● Stated task 1: In the dataset records, substitute "image" for "pixel" and write them out again with nothing else changed.

● Text block:

= = =

Fernando Paulo Nagle Gabeira (born February 17, 1941 in Juiz de Fora, Minas Gerais) is a Brazilian politician, author and journalist. He has been a federal deputy from the State of Rio de Janeiro since 1995.

He is best known for his book O que é isso, companheiro? (literally "What is this, comrade?" and colloquially "What are you doing, comrade?"). Written in 1979, the book tells of the armed resistance to the military dictatorship in Brazil, and particularly describes the 1969 episode of the kidnapping of the American ambassador Charles Burke Elbrick, in which Gabeira took part as a member of MR8. The book was made into a movie in 1997, titled Four Days in September in English.

Gabeira was also one of the founding members of the Green Party of Brazil, but left the group in 2002 to join the Workers' Party. Recently he rejoined the Greens, due to his disappointment with Luiz Inácio Lula da Silva's government, and also because of the way the Worker's Party was dealing with its remaining far-left members.

Gabeira is a cousin of Leda Nagle, a well-known Brazilian TV hostess. Gabeira has lived many years exiled from Brazil, during the military dictatorship, and returned to his country in 1979. Just after his return to Brazil, a photo of Gabeira wearing a very small knitted swimsuit on Ipanema beach turned into a national scandal. Many years later, Gabeira revealed that his scandalous bathing suit was indeed the bottom part of one of Leda Nagle's bikinis.[citation needed]

Gabeira has repeatedly voiced his ideological support for the legalization of marijuana.

= = =

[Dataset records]
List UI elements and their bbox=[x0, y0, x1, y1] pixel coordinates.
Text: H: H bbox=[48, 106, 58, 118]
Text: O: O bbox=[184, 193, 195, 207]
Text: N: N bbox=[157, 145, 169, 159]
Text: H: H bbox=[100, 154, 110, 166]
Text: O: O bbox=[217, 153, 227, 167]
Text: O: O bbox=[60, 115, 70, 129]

= = =

● Stated task 2:
Answer these questions from the text about Gabeira:
(a) Since what year has he been a federal deputy from the State of Rio de Janeiro?
(b) Which party did he join after leaving the Green Party in 2002?
(c) In what year did he return to Brazil from exile?

● Task answer 1:
List UI elements and their bbox=[x0, y0, x1, y1] image coordinates.
Text: H: H bbox=[48, 106, 58, 118]
Text: O: O bbox=[184, 193, 195, 207]
Text: N: N bbox=[157, 145, 169, 159]
Text: H: H bbox=[100, 154, 110, 166]
Text: O: O bbox=[217, 153, 227, 167]
Text: O: O bbox=[60, 115, 70, 129]

● Task answer 2:
(a) 1995
(b) The Workers' Party
(c) 1979